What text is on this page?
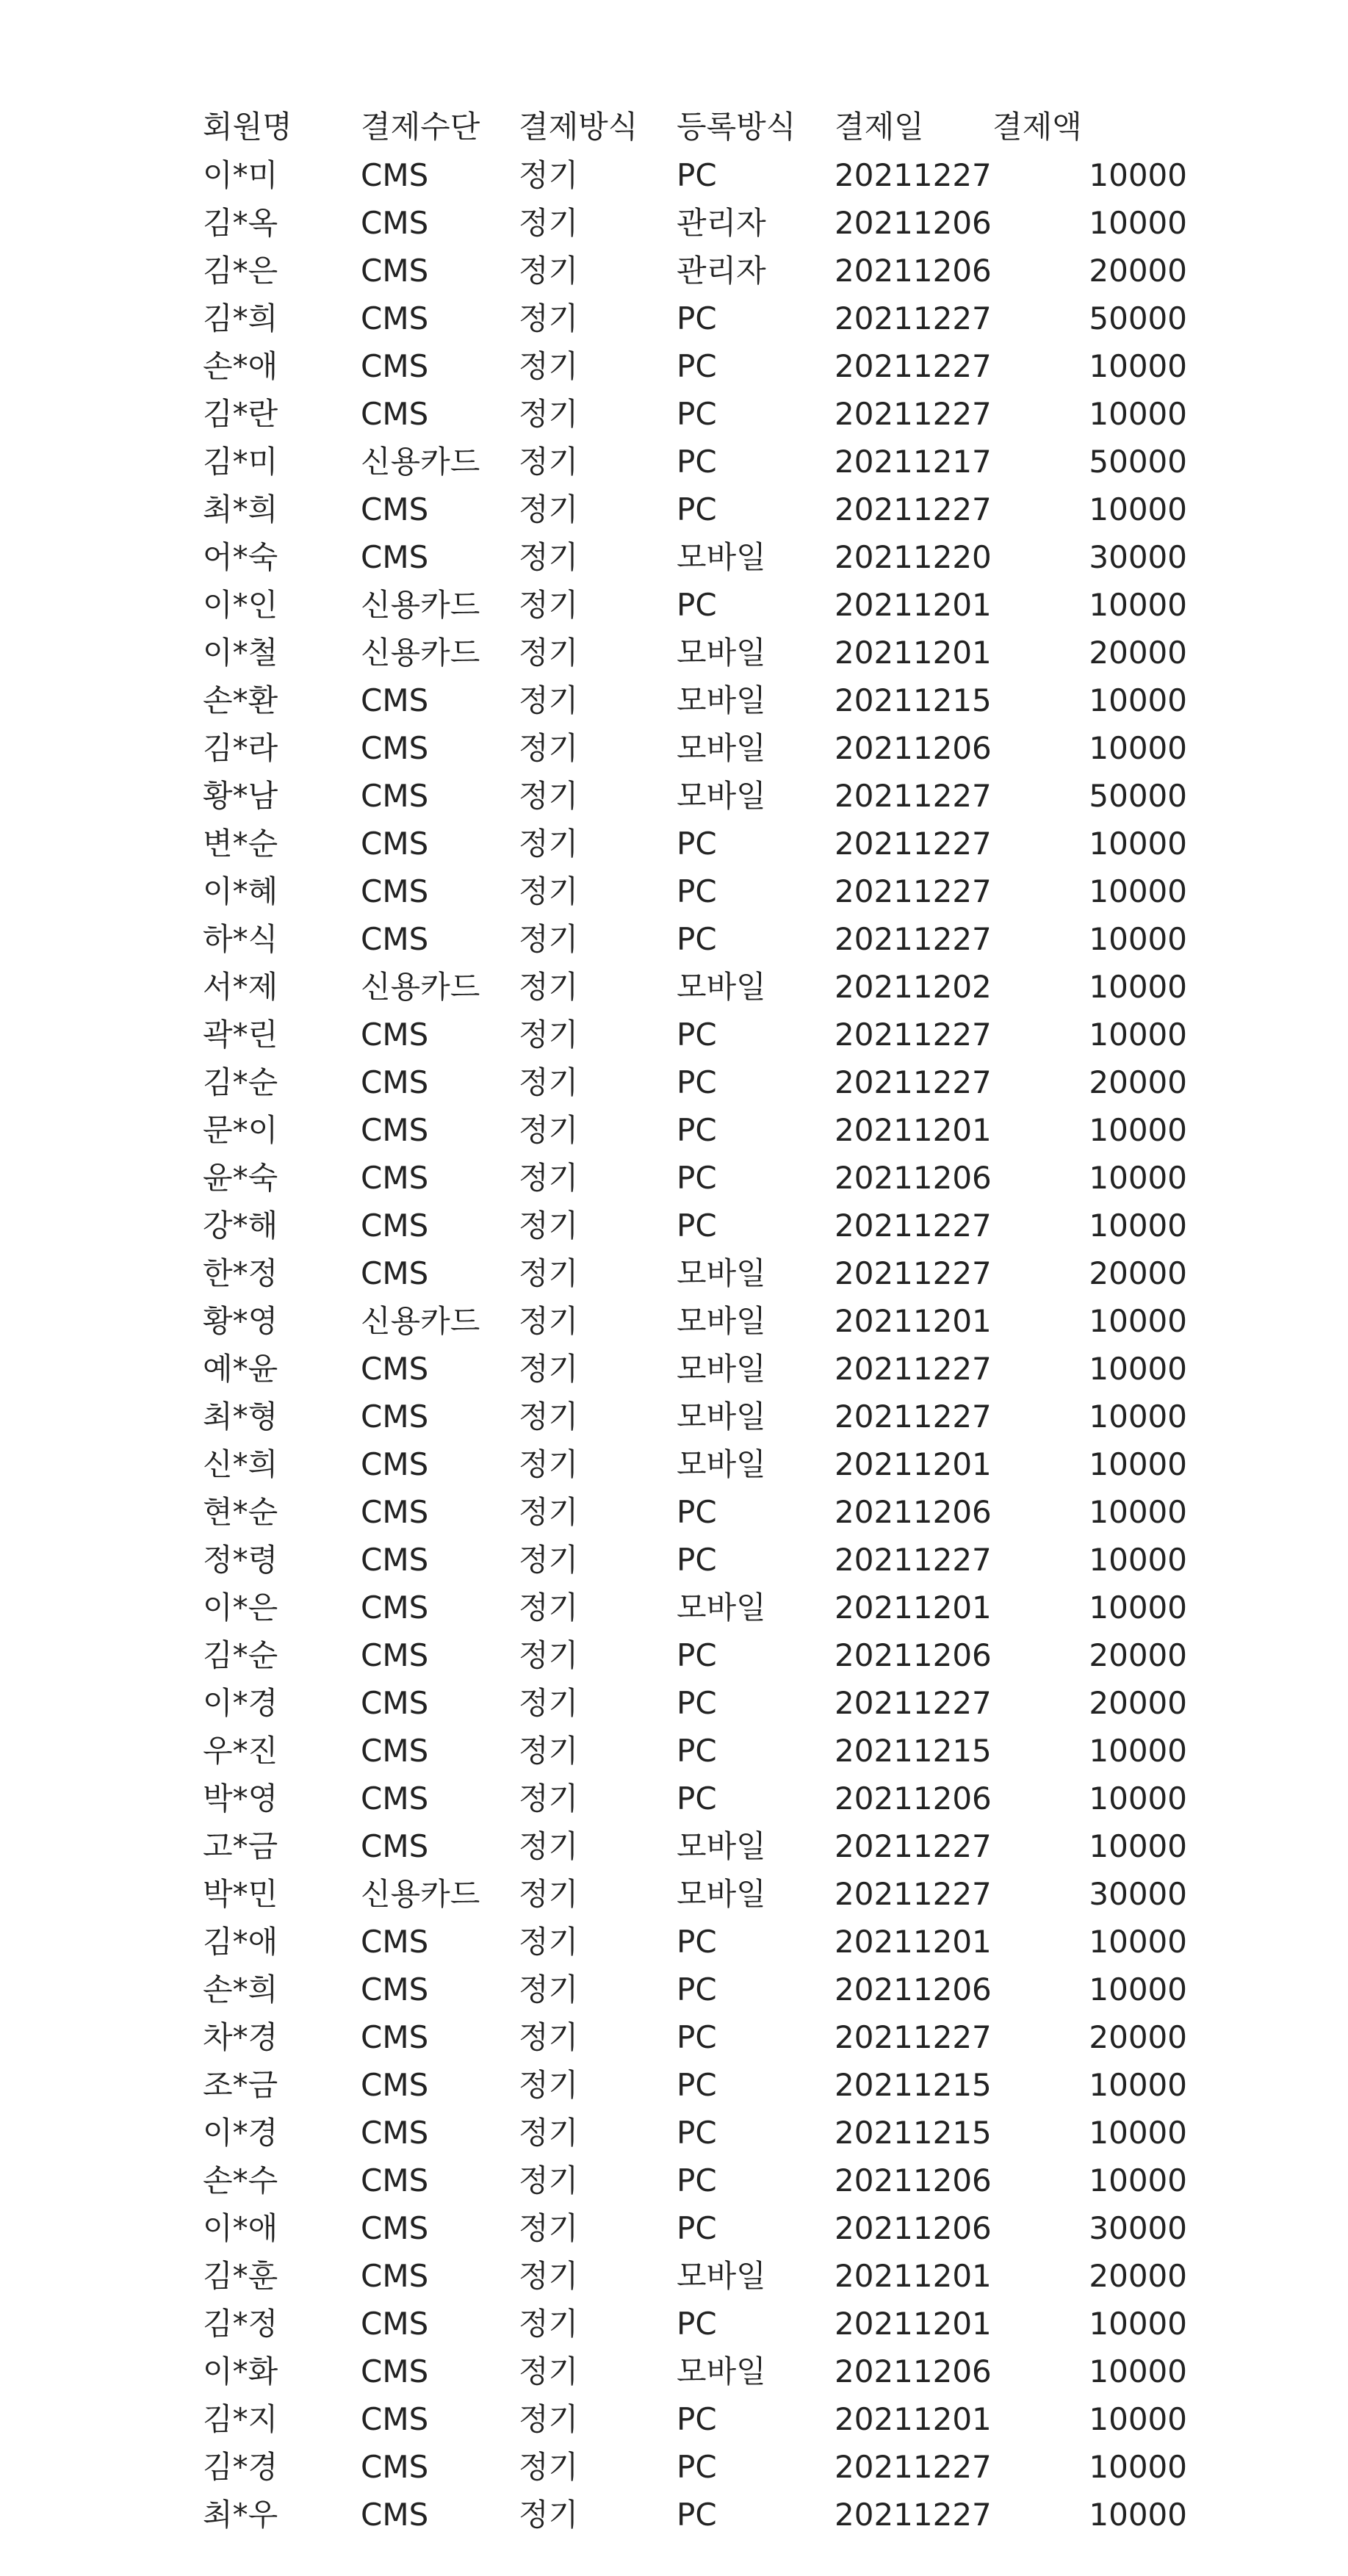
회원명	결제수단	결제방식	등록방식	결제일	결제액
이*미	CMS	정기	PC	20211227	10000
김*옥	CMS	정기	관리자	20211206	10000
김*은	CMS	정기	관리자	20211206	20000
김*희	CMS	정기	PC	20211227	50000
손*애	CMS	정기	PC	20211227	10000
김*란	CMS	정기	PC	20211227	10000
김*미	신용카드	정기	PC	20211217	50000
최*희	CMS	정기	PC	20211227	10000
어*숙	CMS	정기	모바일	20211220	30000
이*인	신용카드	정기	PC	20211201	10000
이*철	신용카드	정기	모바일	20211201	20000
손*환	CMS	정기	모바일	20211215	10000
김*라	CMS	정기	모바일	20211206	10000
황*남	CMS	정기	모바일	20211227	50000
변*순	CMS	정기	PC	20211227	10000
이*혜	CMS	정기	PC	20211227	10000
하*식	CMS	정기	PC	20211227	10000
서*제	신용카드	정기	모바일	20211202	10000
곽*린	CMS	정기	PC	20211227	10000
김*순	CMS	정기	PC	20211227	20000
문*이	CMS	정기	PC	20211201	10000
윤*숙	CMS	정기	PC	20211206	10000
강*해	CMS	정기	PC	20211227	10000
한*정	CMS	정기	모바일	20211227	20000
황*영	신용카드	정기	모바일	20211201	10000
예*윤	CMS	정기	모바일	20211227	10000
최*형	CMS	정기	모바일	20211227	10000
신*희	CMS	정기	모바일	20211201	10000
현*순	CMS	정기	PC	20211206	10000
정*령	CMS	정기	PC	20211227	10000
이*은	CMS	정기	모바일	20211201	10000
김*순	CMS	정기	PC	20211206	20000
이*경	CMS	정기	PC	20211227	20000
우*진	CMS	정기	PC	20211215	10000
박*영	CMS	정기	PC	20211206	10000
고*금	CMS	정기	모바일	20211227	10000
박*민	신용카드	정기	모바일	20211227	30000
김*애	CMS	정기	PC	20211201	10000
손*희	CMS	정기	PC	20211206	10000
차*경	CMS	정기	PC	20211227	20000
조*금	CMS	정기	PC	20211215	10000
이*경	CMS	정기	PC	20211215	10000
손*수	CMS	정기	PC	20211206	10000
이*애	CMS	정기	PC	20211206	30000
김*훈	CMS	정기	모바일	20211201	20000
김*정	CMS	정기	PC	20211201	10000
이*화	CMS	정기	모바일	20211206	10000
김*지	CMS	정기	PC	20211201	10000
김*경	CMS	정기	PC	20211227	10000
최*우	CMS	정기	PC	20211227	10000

|---|

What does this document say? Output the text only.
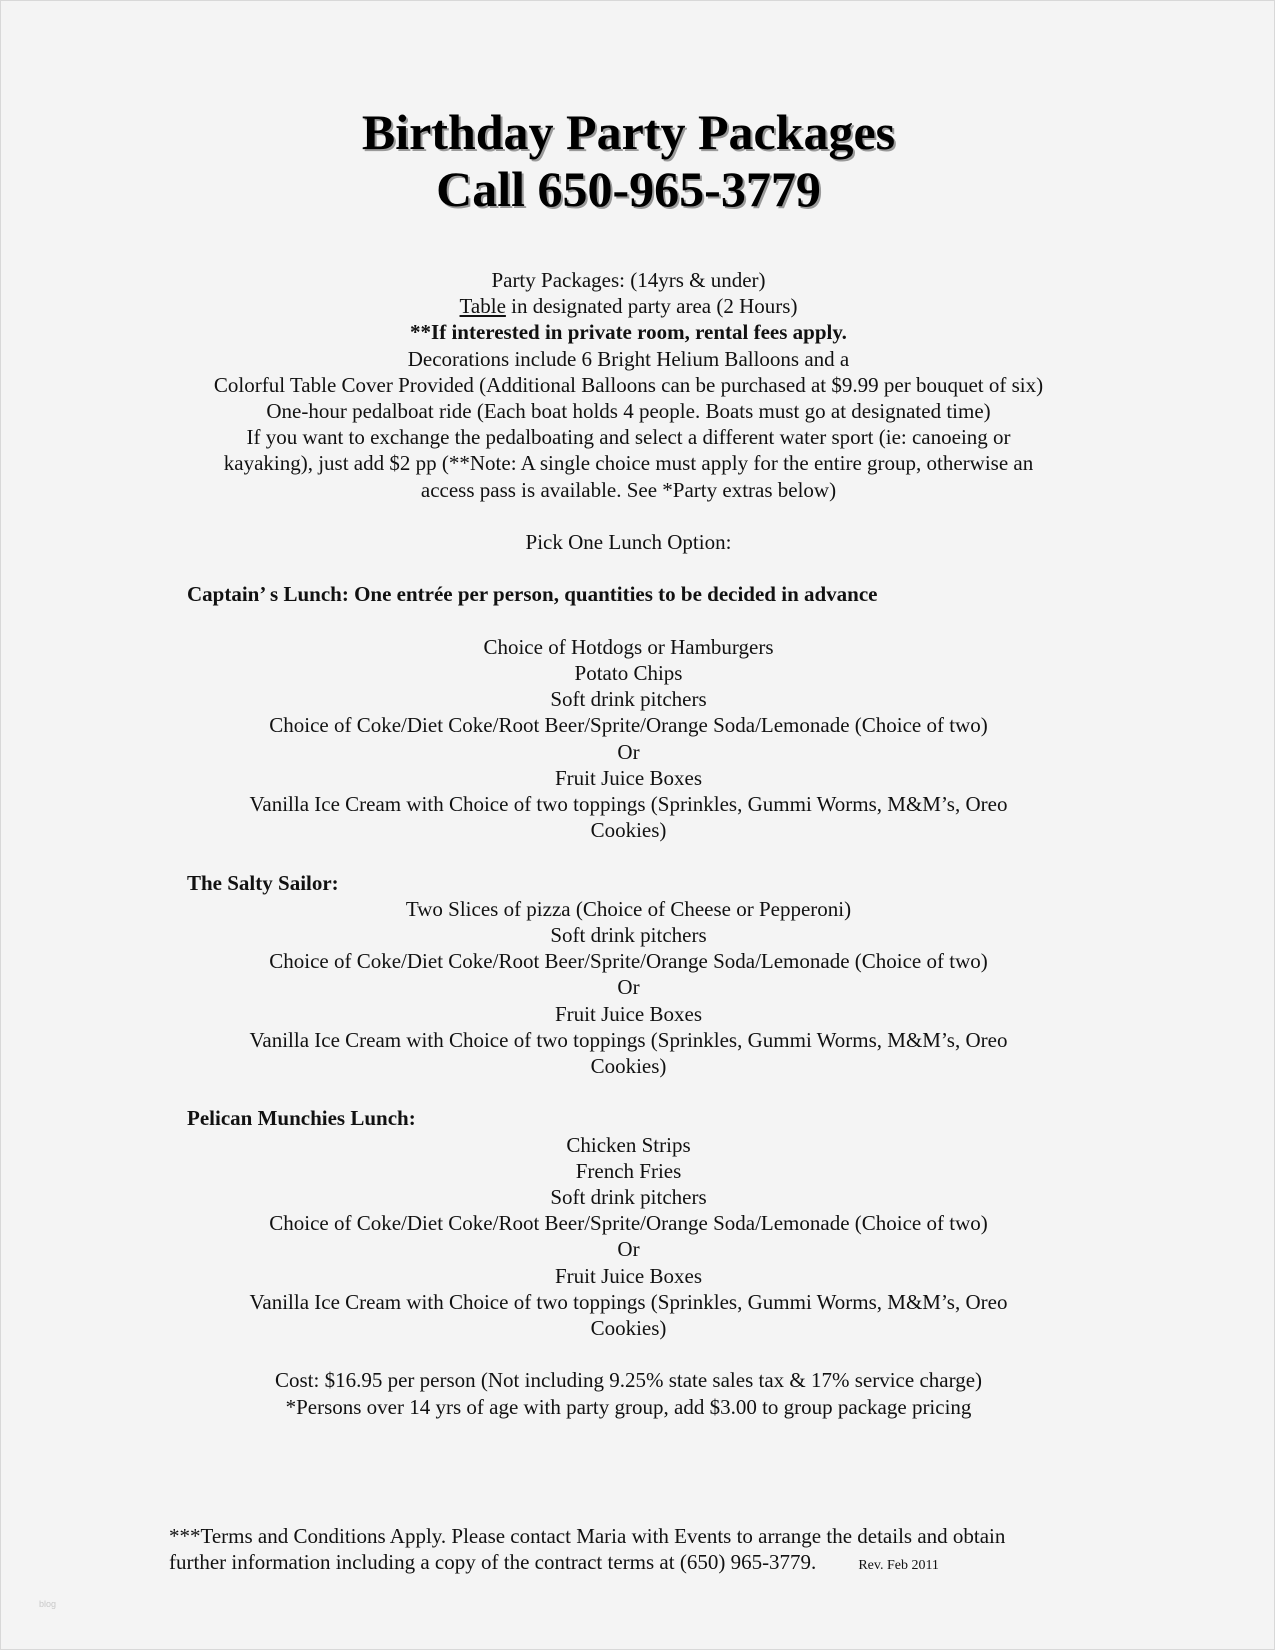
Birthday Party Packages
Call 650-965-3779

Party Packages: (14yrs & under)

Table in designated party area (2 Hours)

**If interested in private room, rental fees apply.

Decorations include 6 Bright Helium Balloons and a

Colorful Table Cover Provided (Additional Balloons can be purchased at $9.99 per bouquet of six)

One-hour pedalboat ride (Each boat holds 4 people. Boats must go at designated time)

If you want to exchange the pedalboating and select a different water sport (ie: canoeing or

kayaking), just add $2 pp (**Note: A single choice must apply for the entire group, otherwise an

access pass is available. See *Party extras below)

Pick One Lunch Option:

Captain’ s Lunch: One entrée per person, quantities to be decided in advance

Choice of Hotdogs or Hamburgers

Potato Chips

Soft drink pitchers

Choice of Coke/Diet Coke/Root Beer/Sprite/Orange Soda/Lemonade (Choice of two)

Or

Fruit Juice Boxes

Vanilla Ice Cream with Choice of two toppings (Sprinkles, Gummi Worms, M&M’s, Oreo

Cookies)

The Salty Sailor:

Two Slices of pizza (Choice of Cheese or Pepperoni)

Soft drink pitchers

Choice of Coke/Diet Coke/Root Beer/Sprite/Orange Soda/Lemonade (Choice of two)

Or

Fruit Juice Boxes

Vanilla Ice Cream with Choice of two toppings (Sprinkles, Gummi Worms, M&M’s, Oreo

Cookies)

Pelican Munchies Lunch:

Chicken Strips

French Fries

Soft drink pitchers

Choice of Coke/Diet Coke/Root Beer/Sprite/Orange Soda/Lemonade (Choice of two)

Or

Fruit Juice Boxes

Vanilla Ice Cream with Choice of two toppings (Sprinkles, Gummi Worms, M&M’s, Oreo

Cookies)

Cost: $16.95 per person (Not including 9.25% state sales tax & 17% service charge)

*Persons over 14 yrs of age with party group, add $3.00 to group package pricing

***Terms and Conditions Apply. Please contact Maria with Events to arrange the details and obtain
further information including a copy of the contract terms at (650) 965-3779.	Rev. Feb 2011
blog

|---|

Instructions for the task =
Copy out each line of the listing that holds "Lunch".

Completed task =
Pick One Lunch Option:
Captain’ s Lunch: One entrée per person, quantities to be decided in advance
Pelican Munchies Lunch:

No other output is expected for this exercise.